-- WORK TO BE COMPLETED --
Return a copy of every line in the records that includes the word "this".

-- STORED ROWS --
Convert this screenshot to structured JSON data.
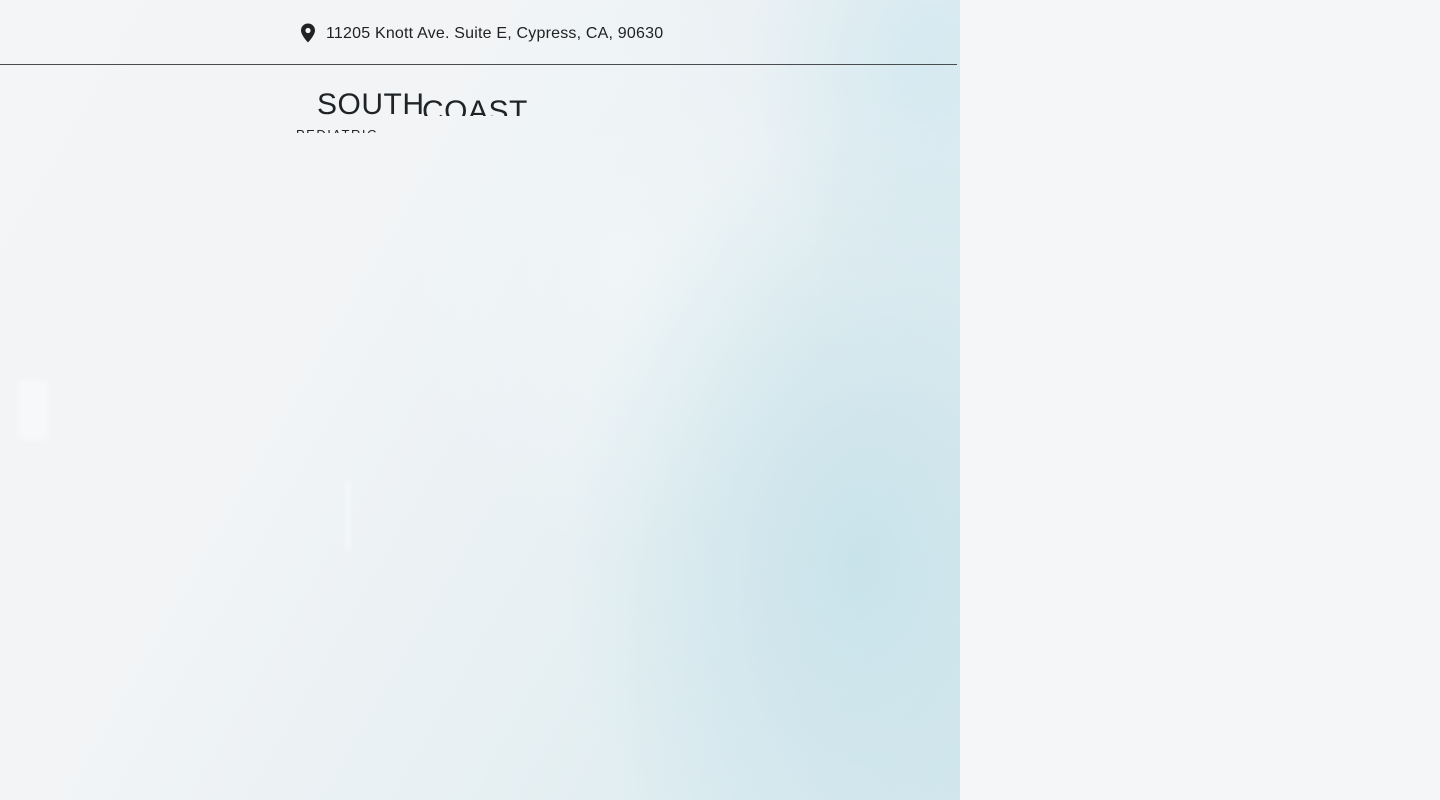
{
  "topbar": {
    "address": "11205 Knott Ave. Suite E, Cypress, CA, 90630",
    "icon": "map-pin-icon"
  },
  "logo": {
    "word1": "SOUTH",
    "word2": "COAST",
    "word3": "PEDIATRIC"
  },
  "colors": {
    "text": "#222222",
    "divider": "#4a4d50",
    "accent_tint": "#d6e9ef",
    "background": "#f5f6f8"
  }
}
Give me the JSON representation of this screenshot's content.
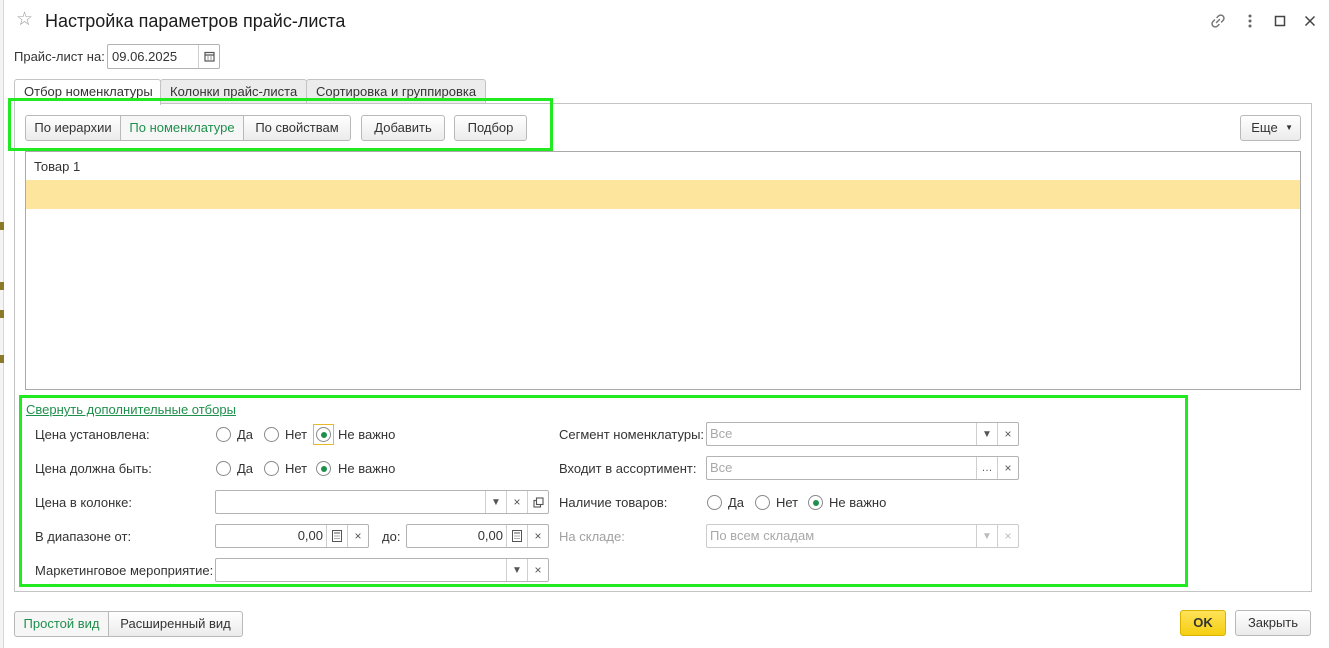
{
  "window": {
    "title": "Настройка параметров прайс-листа",
    "icons": [
      "star-icon",
      "link-icon",
      "more-icon",
      "maximize-icon",
      "close-icon"
    ]
  },
  "date_row": {
    "label": "Прайс-лист на:",
    "value": "09.06.2025"
  },
  "tabs": [
    {
      "label": "Отбор номенклатуры",
      "active": true
    },
    {
      "label": "Колонки прайс-листа",
      "active": false
    },
    {
      "label": "Сортировка и группировка",
      "active": false
    }
  ],
  "toolbar": {
    "modes": [
      {
        "label": "По иерархии",
        "selected": false
      },
      {
        "label": "По номенклатуре",
        "selected": true
      },
      {
        "label": "По свойствам",
        "selected": false
      }
    ],
    "add_label": "Добавить",
    "pick_label": "Подбор",
    "more_label": "Еще"
  },
  "list": {
    "rows": [
      "Товар 1",
      ""
    ]
  },
  "filters": {
    "collapse_link": "Свернуть дополнительные отборы",
    "price_set": {
      "label": "Цена установлена:",
      "options": [
        "Да",
        "Нет",
        "Не важно"
      ],
      "selected": "Не важно"
    },
    "price_must_be": {
      "label": "Цена должна быть:",
      "options": [
        "Да",
        "Нет",
        "Не важно"
      ],
      "selected": "Не важно"
    },
    "price_column": {
      "label": "Цена в колонке:",
      "value": ""
    },
    "range": {
      "label_from": "В диапазоне от:",
      "from_value": "0,00",
      "label_to": "до:",
      "to_value": "0,00"
    },
    "marketing": {
      "label": "Маркетинговое мероприятие:",
      "value": ""
    },
    "segment": {
      "label": "Сегмент номенклатуры:",
      "placeholder": "Все"
    },
    "assortment": {
      "label": "Входит в ассортимент:",
      "placeholder": "Все"
    },
    "stock": {
      "label": "Наличие товаров:",
      "options": [
        "Да",
        "Нет",
        "Не важно"
      ],
      "selected": "Не важно"
    },
    "warehouse": {
      "label": "На складе:",
      "placeholder": "По всем складам"
    }
  },
  "footer": {
    "simple_view": "Простой вид",
    "extended_view": "Расширенный вид",
    "ok_label": "OK",
    "close_label": "Закрыть"
  },
  "colors": {
    "accent_green": "#1f8f4c",
    "selection_row": "#fde59d",
    "highlight_frame": "#21ea21",
    "ok_button": "#f5cf10"
  }
}
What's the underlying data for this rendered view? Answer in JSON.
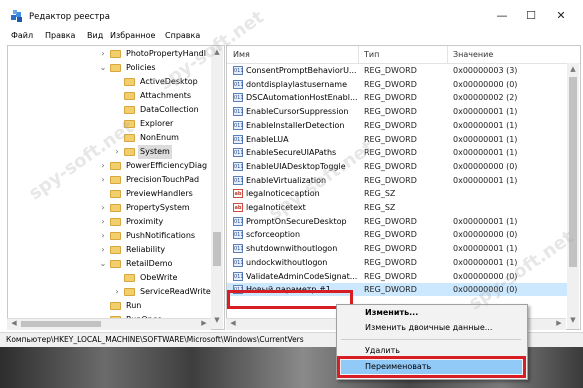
{
  "window": {
    "title": "Редактор реестра",
    "controls": {
      "minimize": "—",
      "maximize": "☐",
      "close": "✕"
    }
  },
  "menu": [
    "Файл",
    "Правка",
    "Вид",
    "Избранное",
    "Справка"
  ],
  "tree": {
    "items": [
      {
        "label": "PhotoPropertyHandl",
        "expander": "›"
      },
      {
        "label": "Policies",
        "expander": "⌄"
      },
      {
        "label": "ActiveDesktop",
        "expander": ""
      },
      {
        "label": "Attachments",
        "expander": ""
      },
      {
        "label": "DataCollection",
        "expander": ""
      },
      {
        "label": "Explorer",
        "expander": ""
      },
      {
        "label": "NonEnum",
        "expander": ""
      },
      {
        "label": "System",
        "expander": "›"
      },
      {
        "label": "PowerEfficiencyDiag",
        "expander": "›"
      },
      {
        "label": "PrecisionTouchPad",
        "expander": "›"
      },
      {
        "label": "PreviewHandlers",
        "expander": ""
      },
      {
        "label": "PropertySystem",
        "expander": "›"
      },
      {
        "label": "Proximity",
        "expander": "›"
      },
      {
        "label": "PushNotifications",
        "expander": "›"
      },
      {
        "label": "Reliability",
        "expander": "›"
      },
      {
        "label": "RetailDemo",
        "expander": "⌄"
      },
      {
        "label": "ObeWrite",
        "expander": ""
      },
      {
        "label": "ServiceReadWrite",
        "expander": "›"
      },
      {
        "label": "Run",
        "expander": ""
      },
      {
        "label": "RunOnce",
        "expander": ""
      }
    ]
  },
  "list": {
    "columns": {
      "name": "Имя",
      "type": "Тип",
      "value": "Значение"
    },
    "rows": [
      {
        "icon": "reg-binary-icon",
        "icon_text": "011",
        "name": "ConsentPromptBehaviorU...",
        "type": "REG_DWORD",
        "value": "0x00000003 (3)"
      },
      {
        "icon": "reg-binary-icon",
        "icon_text": "011",
        "name": "dontdisplaylastusername",
        "type": "REG_DWORD",
        "value": "0x00000000 (0)"
      },
      {
        "icon": "reg-binary-icon",
        "icon_text": "011",
        "name": "DSCAutomationHostEnabl...",
        "type": "REG_DWORD",
        "value": "0x00000002 (2)"
      },
      {
        "icon": "reg-binary-icon",
        "icon_text": "011",
        "name": "EnableCursorSuppression",
        "type": "REG_DWORD",
        "value": "0x00000001 (1)"
      },
      {
        "icon": "reg-binary-icon",
        "icon_text": "011",
        "name": "EnableInstallerDetection",
        "type": "REG_DWORD",
        "value": "0x00000001 (1)"
      },
      {
        "icon": "reg-binary-icon",
        "icon_text": "011",
        "name": "EnableLUA",
        "type": "REG_DWORD",
        "value": "0x00000001 (1)"
      },
      {
        "icon": "reg-binary-icon",
        "icon_text": "011",
        "name": "EnableSecureUIAPaths",
        "type": "REG_DWORD",
        "value": "0x00000001 (1)"
      },
      {
        "icon": "reg-binary-icon",
        "icon_text": "011",
        "name": "EnableUIADesktopToggle",
        "type": "REG_DWORD",
        "value": "0x00000000 (0)"
      },
      {
        "icon": "reg-binary-icon",
        "icon_text": "011",
        "name": "EnableVirtualization",
        "type": "REG_DWORD",
        "value": "0x00000001 (1)"
      },
      {
        "icon": "reg-string-icon",
        "icon_text": "ab",
        "name": "legalnoticecaption",
        "type": "REG_SZ",
        "value": ""
      },
      {
        "icon": "reg-string-icon",
        "icon_text": "ab",
        "name": "legalnoticetext",
        "type": "REG_SZ",
        "value": ""
      },
      {
        "icon": "reg-binary-icon",
        "icon_text": "011",
        "name": "PromptOnSecureDesktop",
        "type": "REG_DWORD",
        "value": "0x00000001 (1)"
      },
      {
        "icon": "reg-binary-icon",
        "icon_text": "011",
        "name": "scforceoption",
        "type": "REG_DWORD",
        "value": "0x00000000 (0)"
      },
      {
        "icon": "reg-binary-icon",
        "icon_text": "011",
        "name": "shutdownwithoutlogon",
        "type": "REG_DWORD",
        "value": "0x00000001 (1)"
      },
      {
        "icon": "reg-binary-icon",
        "icon_text": "011",
        "name": "undockwithoutlogon",
        "type": "REG_DWORD",
        "value": "0x00000001 (1)"
      },
      {
        "icon": "reg-binary-icon",
        "icon_text": "011",
        "name": "ValidateAdminCodeSignat...",
        "type": "REG_DWORD",
        "value": "0x00000000 (0)"
      },
      {
        "icon": "reg-binary-icon",
        "icon_text": "011",
        "name": "Новый параметр #1",
        "type": "REG_DWORD",
        "value": "0x00000000 (0)"
      }
    ]
  },
  "status": {
    "path": "Компьютер\\HKEY_LOCAL_MACHINE\\SOFTWARE\\Microsoft\\Windows\\CurrentVers"
  },
  "context_menu": {
    "items": [
      "Изменить...",
      "Изменить двоичные данные...",
      "Удалить",
      "Переименовать"
    ]
  },
  "watermark": "spy-soft.net",
  "colors": {
    "highlight_red": "#d81e25",
    "selection_blue": "#91c9f7",
    "row_highlight": "#cce8ff"
  }
}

-- TASK RESULT --
Convert this screenshot to structured JSON data.
Give me the JSON representation of this screenshot's content.
What's the underlying data for this rendered view? Answer in JSON.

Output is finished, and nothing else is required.